[GOAL]: Pick out every line holding the string "Output" and copy it.

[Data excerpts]

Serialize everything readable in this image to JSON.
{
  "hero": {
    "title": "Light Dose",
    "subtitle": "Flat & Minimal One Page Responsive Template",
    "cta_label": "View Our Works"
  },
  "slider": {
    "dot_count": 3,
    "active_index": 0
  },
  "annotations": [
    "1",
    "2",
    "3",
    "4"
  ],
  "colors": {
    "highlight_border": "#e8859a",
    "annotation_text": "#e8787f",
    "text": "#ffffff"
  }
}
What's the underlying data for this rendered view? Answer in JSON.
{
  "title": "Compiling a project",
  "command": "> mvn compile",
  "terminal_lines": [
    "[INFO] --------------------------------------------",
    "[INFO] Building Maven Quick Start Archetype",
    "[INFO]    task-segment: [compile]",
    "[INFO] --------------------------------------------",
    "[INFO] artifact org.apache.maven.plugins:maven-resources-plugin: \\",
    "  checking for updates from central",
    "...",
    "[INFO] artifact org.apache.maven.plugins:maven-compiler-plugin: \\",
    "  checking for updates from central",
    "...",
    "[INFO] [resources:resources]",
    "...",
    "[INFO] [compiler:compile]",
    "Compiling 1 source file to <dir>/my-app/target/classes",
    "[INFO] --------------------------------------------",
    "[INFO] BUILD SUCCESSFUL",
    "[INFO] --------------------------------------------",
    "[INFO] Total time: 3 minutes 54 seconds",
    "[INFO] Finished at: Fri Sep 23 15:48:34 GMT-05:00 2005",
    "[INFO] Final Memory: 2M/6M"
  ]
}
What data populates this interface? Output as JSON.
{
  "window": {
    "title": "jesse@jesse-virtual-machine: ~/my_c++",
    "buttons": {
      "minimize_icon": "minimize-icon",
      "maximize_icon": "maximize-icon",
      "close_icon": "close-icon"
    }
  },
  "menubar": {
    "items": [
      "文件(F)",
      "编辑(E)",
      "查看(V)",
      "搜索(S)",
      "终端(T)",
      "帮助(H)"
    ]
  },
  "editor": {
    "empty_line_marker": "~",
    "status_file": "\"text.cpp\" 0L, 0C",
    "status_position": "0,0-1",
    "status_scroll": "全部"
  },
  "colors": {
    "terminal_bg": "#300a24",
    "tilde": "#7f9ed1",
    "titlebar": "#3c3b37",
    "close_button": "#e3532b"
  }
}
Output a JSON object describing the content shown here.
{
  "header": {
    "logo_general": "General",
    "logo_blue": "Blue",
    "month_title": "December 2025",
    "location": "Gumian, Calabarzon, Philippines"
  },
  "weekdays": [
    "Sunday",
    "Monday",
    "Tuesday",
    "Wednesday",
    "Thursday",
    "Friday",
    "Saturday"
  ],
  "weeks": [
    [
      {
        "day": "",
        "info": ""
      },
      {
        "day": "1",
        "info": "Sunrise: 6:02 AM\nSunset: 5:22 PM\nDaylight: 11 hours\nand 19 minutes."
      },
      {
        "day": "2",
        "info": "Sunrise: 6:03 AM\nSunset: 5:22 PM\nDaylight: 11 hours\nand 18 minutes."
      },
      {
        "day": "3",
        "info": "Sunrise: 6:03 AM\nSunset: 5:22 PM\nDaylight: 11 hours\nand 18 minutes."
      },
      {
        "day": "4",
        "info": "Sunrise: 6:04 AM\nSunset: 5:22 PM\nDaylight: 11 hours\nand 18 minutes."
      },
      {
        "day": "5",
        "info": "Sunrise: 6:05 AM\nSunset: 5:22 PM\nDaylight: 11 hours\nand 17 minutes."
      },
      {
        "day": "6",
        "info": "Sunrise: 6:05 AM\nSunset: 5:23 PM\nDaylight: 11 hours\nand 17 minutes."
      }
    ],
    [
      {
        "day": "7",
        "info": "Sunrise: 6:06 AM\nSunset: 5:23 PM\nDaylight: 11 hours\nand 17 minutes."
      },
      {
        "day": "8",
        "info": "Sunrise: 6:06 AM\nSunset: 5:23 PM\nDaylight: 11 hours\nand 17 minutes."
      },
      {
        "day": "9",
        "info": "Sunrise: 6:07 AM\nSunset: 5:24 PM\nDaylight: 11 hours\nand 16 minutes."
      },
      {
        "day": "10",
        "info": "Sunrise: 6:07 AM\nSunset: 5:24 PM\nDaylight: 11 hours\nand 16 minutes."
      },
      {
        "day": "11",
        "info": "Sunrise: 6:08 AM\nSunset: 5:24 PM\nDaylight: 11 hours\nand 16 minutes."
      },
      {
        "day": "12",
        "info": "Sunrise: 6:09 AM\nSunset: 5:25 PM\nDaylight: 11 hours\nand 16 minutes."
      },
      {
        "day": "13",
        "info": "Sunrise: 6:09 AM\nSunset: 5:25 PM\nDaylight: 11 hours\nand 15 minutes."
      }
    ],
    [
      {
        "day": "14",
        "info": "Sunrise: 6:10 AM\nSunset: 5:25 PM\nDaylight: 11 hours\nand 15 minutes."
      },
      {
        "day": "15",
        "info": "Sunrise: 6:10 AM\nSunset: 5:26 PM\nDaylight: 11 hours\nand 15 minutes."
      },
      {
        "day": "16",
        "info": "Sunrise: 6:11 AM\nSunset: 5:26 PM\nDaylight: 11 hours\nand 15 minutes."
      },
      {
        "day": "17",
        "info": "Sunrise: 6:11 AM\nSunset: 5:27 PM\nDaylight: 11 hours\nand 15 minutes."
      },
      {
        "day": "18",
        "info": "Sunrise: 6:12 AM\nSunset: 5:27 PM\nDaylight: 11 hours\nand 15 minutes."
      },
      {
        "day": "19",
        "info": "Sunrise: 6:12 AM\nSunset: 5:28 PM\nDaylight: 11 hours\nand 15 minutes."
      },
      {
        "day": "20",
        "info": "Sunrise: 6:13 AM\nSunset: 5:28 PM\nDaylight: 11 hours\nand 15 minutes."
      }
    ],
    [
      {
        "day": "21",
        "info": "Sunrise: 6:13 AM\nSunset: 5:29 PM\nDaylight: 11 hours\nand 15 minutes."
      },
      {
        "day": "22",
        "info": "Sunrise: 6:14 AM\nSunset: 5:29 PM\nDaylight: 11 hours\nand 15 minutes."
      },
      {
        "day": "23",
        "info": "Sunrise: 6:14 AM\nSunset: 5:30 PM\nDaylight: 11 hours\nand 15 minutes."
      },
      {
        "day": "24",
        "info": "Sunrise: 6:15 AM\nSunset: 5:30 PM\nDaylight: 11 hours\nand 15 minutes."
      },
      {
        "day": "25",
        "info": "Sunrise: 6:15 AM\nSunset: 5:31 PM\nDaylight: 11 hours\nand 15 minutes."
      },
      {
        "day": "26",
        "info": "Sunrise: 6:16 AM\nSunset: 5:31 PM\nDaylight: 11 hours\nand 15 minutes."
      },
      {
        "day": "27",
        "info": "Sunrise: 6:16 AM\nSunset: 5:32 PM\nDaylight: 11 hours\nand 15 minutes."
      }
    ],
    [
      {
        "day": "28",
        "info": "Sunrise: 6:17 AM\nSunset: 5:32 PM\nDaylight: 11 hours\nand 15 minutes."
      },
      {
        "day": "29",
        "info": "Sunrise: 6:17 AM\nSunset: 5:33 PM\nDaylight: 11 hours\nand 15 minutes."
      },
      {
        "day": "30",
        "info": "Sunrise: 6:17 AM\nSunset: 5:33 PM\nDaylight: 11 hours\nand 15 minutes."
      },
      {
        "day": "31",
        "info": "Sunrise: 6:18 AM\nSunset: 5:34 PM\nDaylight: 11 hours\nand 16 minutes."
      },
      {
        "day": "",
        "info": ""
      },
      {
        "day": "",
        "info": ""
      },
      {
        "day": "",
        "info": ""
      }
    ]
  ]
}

[ANSWER TO THIS TASK]:
What data populates this interface? Output as JSON.
Output a JSON object describing the content shown here.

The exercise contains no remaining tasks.